▸ Task details
Print out the entries that follow exactly, missing none.

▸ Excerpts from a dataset
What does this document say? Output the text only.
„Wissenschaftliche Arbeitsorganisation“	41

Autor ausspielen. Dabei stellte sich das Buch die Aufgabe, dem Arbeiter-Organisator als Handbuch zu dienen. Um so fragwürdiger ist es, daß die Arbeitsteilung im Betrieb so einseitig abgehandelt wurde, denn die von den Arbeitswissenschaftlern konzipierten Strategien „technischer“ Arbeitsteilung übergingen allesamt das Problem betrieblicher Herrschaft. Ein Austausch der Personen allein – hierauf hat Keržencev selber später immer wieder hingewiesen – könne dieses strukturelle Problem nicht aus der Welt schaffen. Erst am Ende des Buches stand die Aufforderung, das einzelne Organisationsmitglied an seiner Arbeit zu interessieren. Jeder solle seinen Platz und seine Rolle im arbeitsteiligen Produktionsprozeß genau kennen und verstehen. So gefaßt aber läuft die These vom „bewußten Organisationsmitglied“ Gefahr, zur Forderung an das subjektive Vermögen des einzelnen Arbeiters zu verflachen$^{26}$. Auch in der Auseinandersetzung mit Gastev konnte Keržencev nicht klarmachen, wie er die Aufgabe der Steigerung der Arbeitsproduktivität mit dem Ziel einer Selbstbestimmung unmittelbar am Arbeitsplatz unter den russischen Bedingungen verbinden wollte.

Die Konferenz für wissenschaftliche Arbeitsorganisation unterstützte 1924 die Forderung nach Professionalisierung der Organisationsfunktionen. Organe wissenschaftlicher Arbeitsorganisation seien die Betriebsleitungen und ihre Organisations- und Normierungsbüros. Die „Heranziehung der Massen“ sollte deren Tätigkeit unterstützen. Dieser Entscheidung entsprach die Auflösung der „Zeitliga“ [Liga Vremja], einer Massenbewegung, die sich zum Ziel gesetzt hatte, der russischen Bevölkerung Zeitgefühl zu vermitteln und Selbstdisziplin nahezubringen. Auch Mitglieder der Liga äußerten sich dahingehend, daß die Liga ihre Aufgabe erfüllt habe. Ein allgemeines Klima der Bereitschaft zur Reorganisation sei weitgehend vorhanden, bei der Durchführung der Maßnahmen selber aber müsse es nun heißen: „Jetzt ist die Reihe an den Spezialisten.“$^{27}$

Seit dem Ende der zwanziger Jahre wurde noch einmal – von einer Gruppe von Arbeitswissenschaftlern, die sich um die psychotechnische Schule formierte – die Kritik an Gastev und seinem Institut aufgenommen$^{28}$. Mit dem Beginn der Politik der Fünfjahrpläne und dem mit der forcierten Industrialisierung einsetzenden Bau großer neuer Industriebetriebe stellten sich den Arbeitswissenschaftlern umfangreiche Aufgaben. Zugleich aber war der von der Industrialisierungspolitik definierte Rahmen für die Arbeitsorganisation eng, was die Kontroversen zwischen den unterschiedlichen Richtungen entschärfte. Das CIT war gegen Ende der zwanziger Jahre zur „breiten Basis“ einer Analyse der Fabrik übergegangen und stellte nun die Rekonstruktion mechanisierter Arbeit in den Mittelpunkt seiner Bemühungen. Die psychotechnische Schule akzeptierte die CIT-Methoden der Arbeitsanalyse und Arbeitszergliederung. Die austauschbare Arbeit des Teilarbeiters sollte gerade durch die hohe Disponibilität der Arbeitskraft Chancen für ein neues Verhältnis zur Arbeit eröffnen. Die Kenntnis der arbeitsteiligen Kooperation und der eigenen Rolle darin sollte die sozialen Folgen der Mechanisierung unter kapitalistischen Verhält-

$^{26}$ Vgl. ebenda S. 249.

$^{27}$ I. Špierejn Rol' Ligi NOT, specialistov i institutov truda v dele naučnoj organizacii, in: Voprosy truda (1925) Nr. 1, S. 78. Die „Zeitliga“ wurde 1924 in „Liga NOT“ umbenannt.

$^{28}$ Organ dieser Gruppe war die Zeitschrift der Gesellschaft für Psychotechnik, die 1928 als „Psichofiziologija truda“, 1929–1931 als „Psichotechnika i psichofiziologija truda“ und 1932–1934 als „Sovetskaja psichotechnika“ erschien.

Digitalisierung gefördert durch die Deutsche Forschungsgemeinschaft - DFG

▸ Answer to this task
What does this document say? Output the text only.
„Wissenschaftliche Arbeitsorganisation“	41

Autor ausspielen. Dabei stellte sich das Buch die Aufgabe, dem Arbeiter-Organisator als Handbuch zu dienen. Um so fragwürdiger ist es, daß die Arbeitsteilung im Betrieb so einseitig abgehandelt wurde, denn die von den Arbeitswissenschaftlern konzipierten Strategien „technischer“ Arbeitsteilung übergingen allesamt das Problem betrieblicher Herrschaft. Ein Austausch der Personen allein – hierauf hat Keržencev selber später immer wieder hingewiesen – könne dieses strukturelle Problem nicht aus der Welt schaffen. Erst am Ende des Buches stand die Aufforderung, das einzelne Organisationsmitglied an seiner Arbeit zu interessieren. Jeder solle seinen Platz und seine Rolle im arbeitsteiligen Produktionsprozeß genau kennen und verstehen. So gefaßt aber läuft die These vom „bewußten Organisationsmitglied“ Gefahr, zur Forderung an das subjektive Vermögen des einzelnen Arbeiters zu verflachen$^{26}$. Auch in der Auseinandersetzung mit Gastev konnte Keržencev nicht klarmachen, wie er die Aufgabe der Steigerung der Arbeitsproduktivität mit dem Ziel einer Selbstbestimmung unmittelbar am Arbeitsplatz unter den russischen Bedingungen verbinden wollte.

Die Konferenz für wissenschaftliche Arbeitsorganisation unterstützte 1924 die Forderung nach Professionalisierung der Organisationsfunktionen. Organe wissenschaftlicher Arbeitsorganisation seien die Betriebsleitungen und ihre Organisations- und Normierungsbüros. Die „Heranziehung der Massen“ sollte deren Tätigkeit unterstützen. Dieser Entscheidung entsprach die Auflösung der „Zeitliga“ [Liga Vremja], einer Massenbewegung, die sich zum Ziel gesetzt hatte, der russischen Bevölkerung Zeitgefühl zu vermitteln und Selbstdisziplin nahezubringen. Auch Mitglieder der Liga äußerten sich dahingehend, daß die Liga ihre Aufgabe erfüllt habe. Ein allgemeines Klima der Bereitschaft zur Reorganisation sei weitgehend vorhanden, bei der Durchführung der Maßnahmen selber aber müsse es nun heißen: „Jetzt ist die Reihe an den Spezialisten.“$^{27}$

Seit dem Ende der zwanziger Jahre wurde noch einmal – von einer Gruppe von Arbeitswissenschaftlern, die sich um die psychotechnische Schule formierte – die Kritik an Gastev und seinem Institut aufgenommen$^{28}$. Mit dem Beginn der Politik der Fünfjahrpläne und dem mit der forcierten Industrialisierung einsetzenden Bau großer neuer Industriebetriebe stellten sich den Arbeitswissenschaftlern umfangreiche Aufgaben. Zugleich aber war der von der Industrialisierungspolitik definierte Rahmen für die Arbeitsorganisation eng, was die Kontroversen zwischen den unterschiedlichen Richtungen entschärfte. Das CIT war gegen Ende der zwanziger Jahre zur „breiten Basis“ einer Analyse der Fabrik übergegangen und stellte nun die Rekonstruktion mechanisierter Arbeit in den Mittelpunkt seiner Bemühungen. Die psychotechnische Schule akzeptierte die CIT-Methoden der Arbeitsanalyse und Arbeitszergliederung. Die austauschbare Arbeit des Teilarbeiters sollte gerade durch die hohe Disponibilität der Arbeitskraft Chancen für ein neues Verhältnis zur Arbeit eröffnen. Die Kenntnis der arbeitsteiligen Kooperation und der eigenen Rolle darin sollte die sozialen Folgen der Mechanisierung unter kapitalistischen Verhält-

$^{26}$ Vgl. ebenda S. 249.

$^{27}$ I. Špierejn Rol' Ligi NOT, specialistov i institutov truda v dele naučnoj organizacii, in: Voprosy truda (1925) Nr. 1, S. 78. Die „Zeitliga“ wurde 1924 in „Liga NOT“ umbenannt.

$^{28}$ Organ dieser Gruppe war die Zeitschrift der Gesellschaft für Psychotechnik, die 1928 als „Psichofiziologija truda“, 1929–1931 als „Psichotechnika i psichofiziologija truda“ und 1932–1934 als „Sovetskaja psichotechnika“ erschien.

Digitalisierung gefördert durch die Deutsche Forschungsgemeinschaft - DFG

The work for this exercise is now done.